Annotated element rows:

--------------------------------

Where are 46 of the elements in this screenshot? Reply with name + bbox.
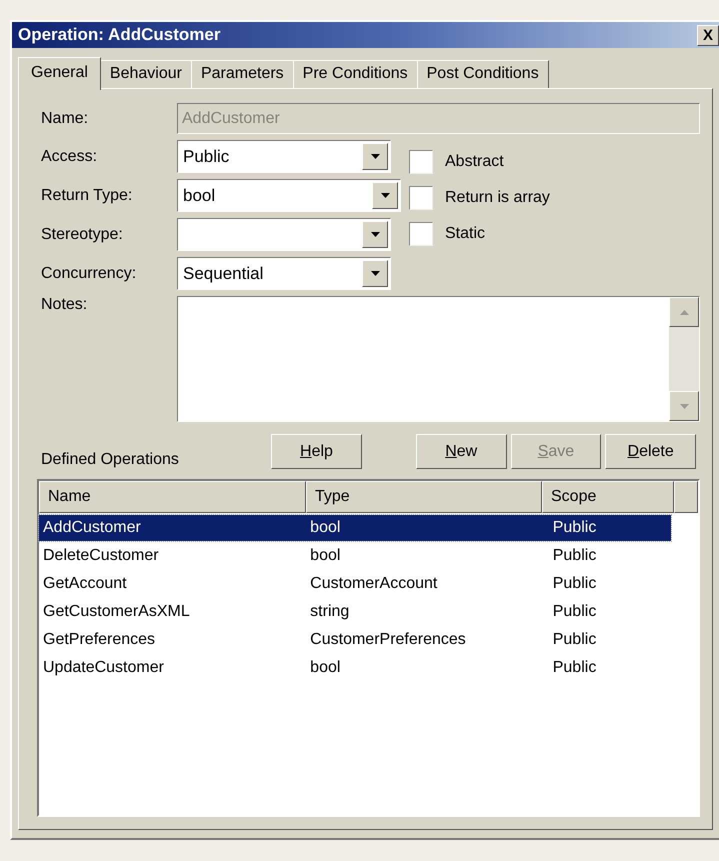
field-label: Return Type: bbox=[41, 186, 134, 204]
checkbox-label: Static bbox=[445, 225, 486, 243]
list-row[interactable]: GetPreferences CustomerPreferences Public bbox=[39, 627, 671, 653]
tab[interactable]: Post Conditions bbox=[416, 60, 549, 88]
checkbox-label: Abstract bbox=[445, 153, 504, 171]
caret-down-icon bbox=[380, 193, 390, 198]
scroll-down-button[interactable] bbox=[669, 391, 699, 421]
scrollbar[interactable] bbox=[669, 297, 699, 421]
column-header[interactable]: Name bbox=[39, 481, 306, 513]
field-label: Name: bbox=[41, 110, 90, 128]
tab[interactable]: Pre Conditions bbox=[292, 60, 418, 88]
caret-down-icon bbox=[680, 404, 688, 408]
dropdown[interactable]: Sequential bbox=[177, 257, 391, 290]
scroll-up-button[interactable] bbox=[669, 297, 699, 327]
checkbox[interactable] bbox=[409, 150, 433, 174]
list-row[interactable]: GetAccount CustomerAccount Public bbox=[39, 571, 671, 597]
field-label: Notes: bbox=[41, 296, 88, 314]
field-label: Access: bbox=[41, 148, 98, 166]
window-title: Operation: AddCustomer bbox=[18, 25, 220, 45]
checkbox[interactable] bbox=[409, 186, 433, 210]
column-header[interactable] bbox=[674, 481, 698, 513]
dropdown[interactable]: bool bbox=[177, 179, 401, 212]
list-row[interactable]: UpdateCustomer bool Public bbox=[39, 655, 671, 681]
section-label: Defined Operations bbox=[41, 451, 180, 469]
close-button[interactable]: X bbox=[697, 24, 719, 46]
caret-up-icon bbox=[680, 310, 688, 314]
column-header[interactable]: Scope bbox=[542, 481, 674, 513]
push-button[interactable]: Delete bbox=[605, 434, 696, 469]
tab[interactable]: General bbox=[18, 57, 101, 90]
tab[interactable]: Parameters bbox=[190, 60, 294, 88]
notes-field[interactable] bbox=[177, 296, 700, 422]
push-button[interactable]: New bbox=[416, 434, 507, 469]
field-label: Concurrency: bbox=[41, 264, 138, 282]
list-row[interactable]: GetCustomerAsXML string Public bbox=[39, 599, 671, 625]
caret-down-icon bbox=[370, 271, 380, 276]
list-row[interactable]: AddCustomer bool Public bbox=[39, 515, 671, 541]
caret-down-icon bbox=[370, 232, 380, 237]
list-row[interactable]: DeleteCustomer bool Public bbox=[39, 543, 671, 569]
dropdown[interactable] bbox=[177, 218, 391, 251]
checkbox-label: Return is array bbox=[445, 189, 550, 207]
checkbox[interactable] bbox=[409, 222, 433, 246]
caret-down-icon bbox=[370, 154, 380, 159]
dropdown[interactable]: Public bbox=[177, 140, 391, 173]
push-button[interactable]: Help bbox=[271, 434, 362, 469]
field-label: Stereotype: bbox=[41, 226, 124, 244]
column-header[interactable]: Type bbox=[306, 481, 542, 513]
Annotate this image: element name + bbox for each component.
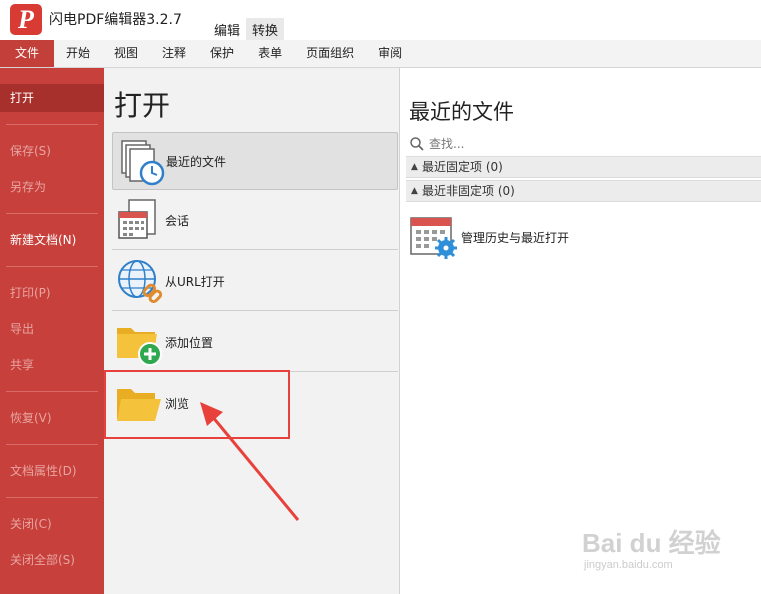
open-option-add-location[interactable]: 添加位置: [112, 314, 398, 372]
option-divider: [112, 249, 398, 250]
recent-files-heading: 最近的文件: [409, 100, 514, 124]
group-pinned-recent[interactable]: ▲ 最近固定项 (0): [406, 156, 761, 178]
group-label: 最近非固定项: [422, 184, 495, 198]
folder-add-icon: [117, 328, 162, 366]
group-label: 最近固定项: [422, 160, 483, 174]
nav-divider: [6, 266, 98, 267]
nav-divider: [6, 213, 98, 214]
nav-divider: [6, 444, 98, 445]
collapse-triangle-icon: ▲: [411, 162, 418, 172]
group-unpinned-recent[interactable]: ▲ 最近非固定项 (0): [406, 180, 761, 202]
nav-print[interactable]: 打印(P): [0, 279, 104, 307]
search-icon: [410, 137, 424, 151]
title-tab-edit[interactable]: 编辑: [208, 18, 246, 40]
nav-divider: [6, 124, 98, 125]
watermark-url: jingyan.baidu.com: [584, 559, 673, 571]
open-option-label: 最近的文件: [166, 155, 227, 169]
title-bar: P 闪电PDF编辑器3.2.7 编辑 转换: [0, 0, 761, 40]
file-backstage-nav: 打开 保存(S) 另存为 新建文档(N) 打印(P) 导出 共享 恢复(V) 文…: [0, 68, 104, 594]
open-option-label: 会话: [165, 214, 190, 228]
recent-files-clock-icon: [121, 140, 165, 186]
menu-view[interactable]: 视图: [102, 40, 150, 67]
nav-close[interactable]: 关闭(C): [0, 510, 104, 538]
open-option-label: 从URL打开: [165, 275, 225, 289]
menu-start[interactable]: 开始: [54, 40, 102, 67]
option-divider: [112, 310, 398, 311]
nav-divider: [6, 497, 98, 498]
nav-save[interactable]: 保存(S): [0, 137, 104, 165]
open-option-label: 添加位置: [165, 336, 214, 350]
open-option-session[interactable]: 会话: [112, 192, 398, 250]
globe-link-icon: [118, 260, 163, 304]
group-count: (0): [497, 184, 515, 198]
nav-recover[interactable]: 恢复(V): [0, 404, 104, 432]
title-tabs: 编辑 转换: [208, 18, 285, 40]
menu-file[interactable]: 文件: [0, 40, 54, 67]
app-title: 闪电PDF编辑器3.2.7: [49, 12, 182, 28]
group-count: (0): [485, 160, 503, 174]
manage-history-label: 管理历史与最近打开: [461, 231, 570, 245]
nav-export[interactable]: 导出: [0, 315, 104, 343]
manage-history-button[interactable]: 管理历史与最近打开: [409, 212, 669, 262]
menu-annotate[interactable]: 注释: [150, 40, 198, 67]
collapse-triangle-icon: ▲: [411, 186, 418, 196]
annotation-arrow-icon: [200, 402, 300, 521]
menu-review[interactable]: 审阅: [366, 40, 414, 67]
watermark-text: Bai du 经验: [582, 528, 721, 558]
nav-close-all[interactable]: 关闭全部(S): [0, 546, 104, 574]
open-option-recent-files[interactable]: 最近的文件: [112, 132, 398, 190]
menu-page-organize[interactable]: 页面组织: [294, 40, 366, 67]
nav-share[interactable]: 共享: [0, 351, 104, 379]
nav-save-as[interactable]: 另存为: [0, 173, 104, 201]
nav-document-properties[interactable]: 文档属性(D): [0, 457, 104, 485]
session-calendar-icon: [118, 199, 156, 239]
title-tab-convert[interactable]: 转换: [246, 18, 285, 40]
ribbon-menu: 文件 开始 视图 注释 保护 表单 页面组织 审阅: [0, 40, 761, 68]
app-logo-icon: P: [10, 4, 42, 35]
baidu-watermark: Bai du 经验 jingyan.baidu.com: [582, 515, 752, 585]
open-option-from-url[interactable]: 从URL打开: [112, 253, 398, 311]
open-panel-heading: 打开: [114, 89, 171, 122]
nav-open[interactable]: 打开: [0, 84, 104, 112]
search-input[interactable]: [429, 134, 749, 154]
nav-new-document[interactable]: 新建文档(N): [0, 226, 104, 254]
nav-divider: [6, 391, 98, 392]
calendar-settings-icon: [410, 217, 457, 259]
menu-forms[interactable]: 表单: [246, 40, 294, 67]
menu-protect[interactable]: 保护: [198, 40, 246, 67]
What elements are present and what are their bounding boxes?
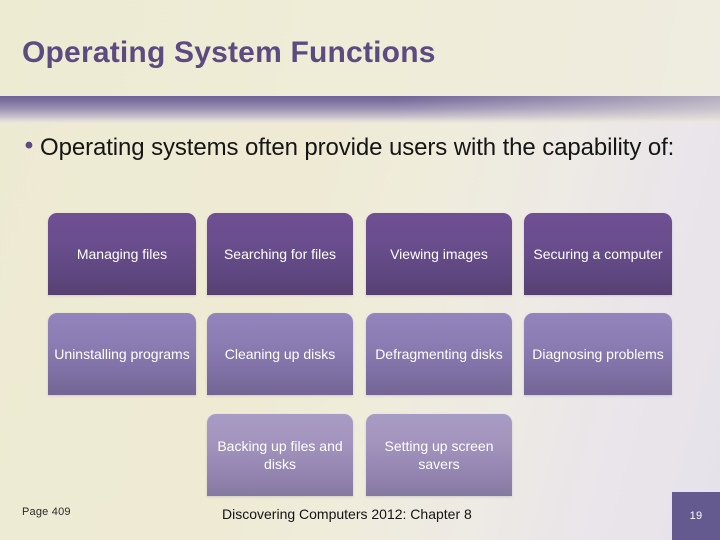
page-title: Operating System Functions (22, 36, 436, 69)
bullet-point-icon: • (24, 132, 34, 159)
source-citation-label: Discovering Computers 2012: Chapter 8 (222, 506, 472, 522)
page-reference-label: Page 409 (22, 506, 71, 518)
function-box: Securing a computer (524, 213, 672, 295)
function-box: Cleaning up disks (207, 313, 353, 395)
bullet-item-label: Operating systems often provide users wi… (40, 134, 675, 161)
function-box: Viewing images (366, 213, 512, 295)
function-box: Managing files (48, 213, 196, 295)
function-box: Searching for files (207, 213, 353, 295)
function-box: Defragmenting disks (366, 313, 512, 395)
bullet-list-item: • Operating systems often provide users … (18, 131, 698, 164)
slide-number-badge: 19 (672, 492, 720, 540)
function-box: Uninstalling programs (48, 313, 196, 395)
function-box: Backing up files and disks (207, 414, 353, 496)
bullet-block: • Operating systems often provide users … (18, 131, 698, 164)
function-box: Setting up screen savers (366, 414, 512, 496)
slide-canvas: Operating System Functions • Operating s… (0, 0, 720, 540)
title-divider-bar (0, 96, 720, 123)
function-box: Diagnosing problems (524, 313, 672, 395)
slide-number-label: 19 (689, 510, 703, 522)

--------------------------------

### Task requirements
Switch "Sequential" to "Parallel" in the rows from the line with "field-label: Return Type: bbox=[41, 186, 134, 204]" to the line with "field-label: Notes: bbox=[41, 296, 88, 314]", and give those lines again with nothing else changed.

### Solution to this problem
field-label: Return Type: bbox=[41, 186, 134, 204]
checkbox-label: Static bbox=[445, 225, 486, 243]
list-row[interactable]: GetPreferences CustomerPreferences Public bbox=[39, 627, 671, 653]
tab[interactable]: Post Conditions bbox=[416, 60, 549, 88]
checkbox-label: Abstract bbox=[445, 153, 504, 171]
caret-down-icon bbox=[380, 193, 390, 198]
scroll-down-button[interactable] bbox=[669, 391, 699, 421]
scrollbar[interactable] bbox=[669, 297, 699, 421]
column-header[interactable]: Name bbox=[39, 481, 306, 513]
field-label: Name: bbox=[41, 110, 90, 128]
tab[interactable]: Pre Conditions bbox=[292, 60, 418, 88]
caret-down-icon bbox=[680, 404, 688, 408]
dropdown[interactable]: Parallel bbox=[177, 257, 391, 290]
scroll-up-button[interactable] bbox=[669, 297, 699, 327]
checkbox[interactable] bbox=[409, 150, 433, 174]
list-row[interactable]: GetAccount CustomerAccount Public bbox=[39, 571, 671, 597]
field-label: Notes: bbox=[41, 296, 88, 314]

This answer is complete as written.